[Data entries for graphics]

· · · · ·

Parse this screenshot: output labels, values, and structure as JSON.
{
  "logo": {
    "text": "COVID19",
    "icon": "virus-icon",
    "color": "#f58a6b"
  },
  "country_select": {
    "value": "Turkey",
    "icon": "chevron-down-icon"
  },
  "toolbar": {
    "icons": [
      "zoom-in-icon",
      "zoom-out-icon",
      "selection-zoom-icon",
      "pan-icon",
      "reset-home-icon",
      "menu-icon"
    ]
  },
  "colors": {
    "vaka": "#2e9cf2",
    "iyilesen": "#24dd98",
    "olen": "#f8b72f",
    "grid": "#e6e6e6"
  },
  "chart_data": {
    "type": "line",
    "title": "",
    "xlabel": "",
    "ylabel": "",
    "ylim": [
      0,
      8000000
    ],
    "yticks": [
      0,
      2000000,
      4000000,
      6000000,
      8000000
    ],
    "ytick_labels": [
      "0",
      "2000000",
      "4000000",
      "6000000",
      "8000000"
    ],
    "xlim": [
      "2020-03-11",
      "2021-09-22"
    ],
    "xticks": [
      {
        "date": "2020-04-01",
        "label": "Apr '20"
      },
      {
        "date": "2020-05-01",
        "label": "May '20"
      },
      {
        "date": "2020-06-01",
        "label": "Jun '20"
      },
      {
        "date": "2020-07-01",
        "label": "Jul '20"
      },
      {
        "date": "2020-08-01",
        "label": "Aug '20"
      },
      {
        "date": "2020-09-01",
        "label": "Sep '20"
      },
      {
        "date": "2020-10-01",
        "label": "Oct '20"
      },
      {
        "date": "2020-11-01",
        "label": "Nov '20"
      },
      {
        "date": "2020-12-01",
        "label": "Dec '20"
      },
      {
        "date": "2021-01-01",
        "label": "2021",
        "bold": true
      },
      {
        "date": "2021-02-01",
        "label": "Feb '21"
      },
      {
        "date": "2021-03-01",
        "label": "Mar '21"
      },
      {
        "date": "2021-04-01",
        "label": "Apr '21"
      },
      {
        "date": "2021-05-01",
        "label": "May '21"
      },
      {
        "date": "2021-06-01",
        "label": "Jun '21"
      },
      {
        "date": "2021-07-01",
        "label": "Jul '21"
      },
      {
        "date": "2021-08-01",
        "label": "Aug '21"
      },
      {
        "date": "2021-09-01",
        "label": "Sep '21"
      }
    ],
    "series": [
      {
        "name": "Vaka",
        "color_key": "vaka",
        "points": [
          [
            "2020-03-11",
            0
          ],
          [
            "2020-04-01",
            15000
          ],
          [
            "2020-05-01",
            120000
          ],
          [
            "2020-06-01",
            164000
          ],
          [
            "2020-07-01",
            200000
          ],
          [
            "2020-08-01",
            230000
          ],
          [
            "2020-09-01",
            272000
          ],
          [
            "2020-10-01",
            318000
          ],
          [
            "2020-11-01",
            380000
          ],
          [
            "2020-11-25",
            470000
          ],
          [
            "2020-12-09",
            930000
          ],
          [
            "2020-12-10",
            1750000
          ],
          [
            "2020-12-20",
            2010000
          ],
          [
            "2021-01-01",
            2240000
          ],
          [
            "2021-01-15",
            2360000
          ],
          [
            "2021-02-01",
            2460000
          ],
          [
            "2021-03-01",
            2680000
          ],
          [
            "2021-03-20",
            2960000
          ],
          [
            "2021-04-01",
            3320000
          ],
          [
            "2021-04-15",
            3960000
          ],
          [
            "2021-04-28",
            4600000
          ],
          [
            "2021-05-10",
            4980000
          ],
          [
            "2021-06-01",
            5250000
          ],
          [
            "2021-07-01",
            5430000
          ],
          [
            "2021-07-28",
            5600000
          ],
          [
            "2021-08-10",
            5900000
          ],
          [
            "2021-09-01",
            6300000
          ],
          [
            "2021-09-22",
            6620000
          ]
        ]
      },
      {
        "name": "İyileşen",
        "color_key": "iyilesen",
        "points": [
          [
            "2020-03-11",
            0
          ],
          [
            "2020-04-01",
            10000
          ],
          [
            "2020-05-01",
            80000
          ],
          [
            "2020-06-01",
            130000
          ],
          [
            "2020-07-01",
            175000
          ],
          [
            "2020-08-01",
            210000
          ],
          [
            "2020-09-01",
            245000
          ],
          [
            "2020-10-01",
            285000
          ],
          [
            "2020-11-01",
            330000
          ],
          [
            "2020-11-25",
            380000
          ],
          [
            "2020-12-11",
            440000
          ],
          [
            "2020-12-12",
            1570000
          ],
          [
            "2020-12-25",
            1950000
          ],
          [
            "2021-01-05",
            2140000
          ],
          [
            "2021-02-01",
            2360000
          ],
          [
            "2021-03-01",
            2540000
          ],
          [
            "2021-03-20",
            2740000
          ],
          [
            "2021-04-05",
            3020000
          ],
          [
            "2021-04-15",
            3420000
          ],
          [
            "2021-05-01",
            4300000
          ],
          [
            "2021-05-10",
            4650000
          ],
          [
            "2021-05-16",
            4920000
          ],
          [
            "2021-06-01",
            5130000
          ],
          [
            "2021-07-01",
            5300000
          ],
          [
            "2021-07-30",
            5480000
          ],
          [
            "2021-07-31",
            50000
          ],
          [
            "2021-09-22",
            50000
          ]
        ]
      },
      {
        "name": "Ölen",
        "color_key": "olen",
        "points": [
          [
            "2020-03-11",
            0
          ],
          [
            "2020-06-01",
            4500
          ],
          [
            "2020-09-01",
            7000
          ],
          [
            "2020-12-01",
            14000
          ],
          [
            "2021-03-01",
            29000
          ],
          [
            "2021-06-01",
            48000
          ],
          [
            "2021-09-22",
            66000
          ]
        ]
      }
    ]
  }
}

· · · · ·

The answer must be all of the entries, restated exactly.

Parse this screenshot: output labels, values, and structure as JSON.
{
  "logo": {
    "text": "COVID19",
    "icon": "virus-icon",
    "color": "#f58a6b"
  },
  "country_select": {
    "value": "Turkey",
    "icon": "chevron-down-icon"
  },
  "toolbar": {
    "icons": [
      "zoom-in-icon",
      "zoom-out-icon",
      "selection-zoom-icon",
      "pan-icon",
      "reset-home-icon",
      "menu-icon"
    ]
  },
  "colors": {
    "vaka": "#2e9cf2",
    "iyilesen": "#24dd98",
    "olen": "#f8b72f",
    "grid": "#e6e6e6"
  },
  "chart_data": {
    "type": "line",
    "title": "",
    "xlabel": "",
    "ylabel": "",
    "ylim": [
      0,
      8000000
    ],
    "yticks": [
      0,
      2000000,
      4000000,
      6000000,
      8000000
    ],
    "ytick_labels": [
      "0",
      "2000000",
      "4000000",
      "6000000",
      "8000000"
    ],
    "xlim": [
      "2020-03-11",
      "2021-09-22"
    ],
    "xticks": [
      {
        "date": "2020-04-01",
        "label": "Apr '20"
      },
      {
        "date": "2020-05-01",
        "label": "May '20"
      },
      {
        "date": "2020-06-01",
        "label": "Jun '20"
      },
      {
        "date": "2020-07-01",
        "label": "Jul '20"
      },
      {
        "date": "2020-08-01",
        "label": "Aug '20"
      },
      {
        "date": "2020-09-01",
        "label": "Sep '20"
      },
      {
        "date": "2020-10-01",
        "label": "Oct '20"
      },
      {
        "date": "2020-11-01",
        "label": "Nov '20"
      },
      {
        "date": "2020-12-01",
        "label": "Dec '20"
      },
      {
        "date": "2021-01-01",
        "label": "2021",
        "bold": true
      },
      {
        "date": "2021-02-01",
        "label": "Feb '21"
      },
      {
        "date": "2021-03-01",
        "label": "Mar '21"
      },
      {
        "date": "2021-04-01",
        "label": "Apr '21"
      },
      {
        "date": "2021-05-01",
        "label": "May '21"
      },
      {
        "date": "2021-06-01",
        "label": "Jun '21"
      },
      {
        "date": "2021-07-01",
        "label": "Jul '21"
      },
      {
        "date": "2021-08-01",
        "label": "Aug '21"
      },
      {
        "date": "2021-09-01",
        "label": "Sep '21"
      }
    ],
    "series": [
      {
        "name": "Vaka",
        "color_key": "vaka",
        "points": [
          [
            "2020-03-11",
            0
          ],
          [
            "2020-04-01",
            15000
          ],
          [
            "2020-05-01",
            120000
          ],
          [
            "2020-06-01",
            164000
          ],
          [
            "2020-07-01",
            200000
          ],
          [
            "2020-08-01",
            230000
          ],
          [
            "2020-09-01",
            272000
          ],
          [
            "2020-10-01",
            318000
          ],
          [
            "2020-11-01",
            380000
          ],
          [
            "2020-11-25",
            470000
          ],
          [
            "2020-12-09",
            930000
          ],
          [
            "2020-12-10",
            1750000
          ],
          [
            "2020-12-20",
            2010000
          ],
          [
            "2021-01-01",
            2240000
          ],
          [
            "2021-01-15",
            2360000
          ],
          [
            "2021-02-01",
            2460000
          ],
          [
            "2021-03-01",
            2680000
          ],
          [
            "2021-03-20",
            2960000
          ],
          [
            "2021-04-01",
            3320000
          ],
          [
            "2021-04-15",
            3960000
          ],
          [
            "2021-04-28",
            4600000
          ],
          [
            "2021-05-10",
            4980000
          ],
          [
            "2021-06-01",
            5250000
          ],
          [
            "2021-07-01",
            5430000
          ],
          [
            "2021-07-28",
            5600000
          ],
          [
            "2021-08-10",
            5900000
          ],
          [
            "2021-09-01",
            6300000
          ],
          [
            "2021-09-22",
            6620000
          ]
        ]
      },
      {
        "name": "İyileşen",
        "color_key": "iyilesen",
        "points": [
          [
            "2020-03-11",
            0
          ],
          [
            "2020-04-01",
            10000
          ],
          [
            "2020-05-01",
            80000
          ],
          [
            "2020-06-01",
            130000
          ],
          [
            "2020-07-01",
            175000
          ],
          [
            "2020-08-01",
            210000
          ],
          [
            "2020-09-01",
            245000
          ],
          [
            "2020-10-01",
            285000
          ],
          [
            "2020-11-01",
            330000
          ],
          [
            "2020-11-25",
            380000
          ],
          [
            "2020-12-11",
            440000
          ],
          [
            "2020-12-12",
            1570000
          ],
          [
            "2020-12-25",
            1950000
          ],
          [
            "2021-01-05",
            2140000
          ],
          [
            "2021-02-01",
            2360000
          ],
          [
            "2021-03-01",
            2540000
          ],
          [
            "2021-03-20",
            2740000
          ],
          [
            "2021-04-05",
            3020000
          ],
          [
            "2021-04-15",
            3420000
          ],
          [
            "2021-05-01",
            4300000
          ],
          [
            "2021-05-10",
            4650000
          ],
          [
            "2021-05-16",
            4920000
          ],
          [
            "2021-06-01",
            5130000
          ],
          [
            "2021-07-01",
            5300000
          ],
          [
            "2021-07-30",
            5480000
          ],
          [
            "2021-07-31",
            50000
          ],
          [
            "2021-09-22",
            50000
          ]
        ]
      },
      {
        "name": "Ölen",
        "color_key": "olen",
        "points": [
          [
            "2020-03-11",
            0
          ],
          [
            "2020-06-01",
            4500
          ],
          [
            "2020-09-01",
            7000
          ],
          [
            "2020-12-01",
            14000
          ],
          [
            "2021-03-01",
            29000
          ],
          [
            "2021-06-01",
            48000
          ],
          [
            "2021-09-22",
            66000
          ]
        ]
      }
    ]
  }
}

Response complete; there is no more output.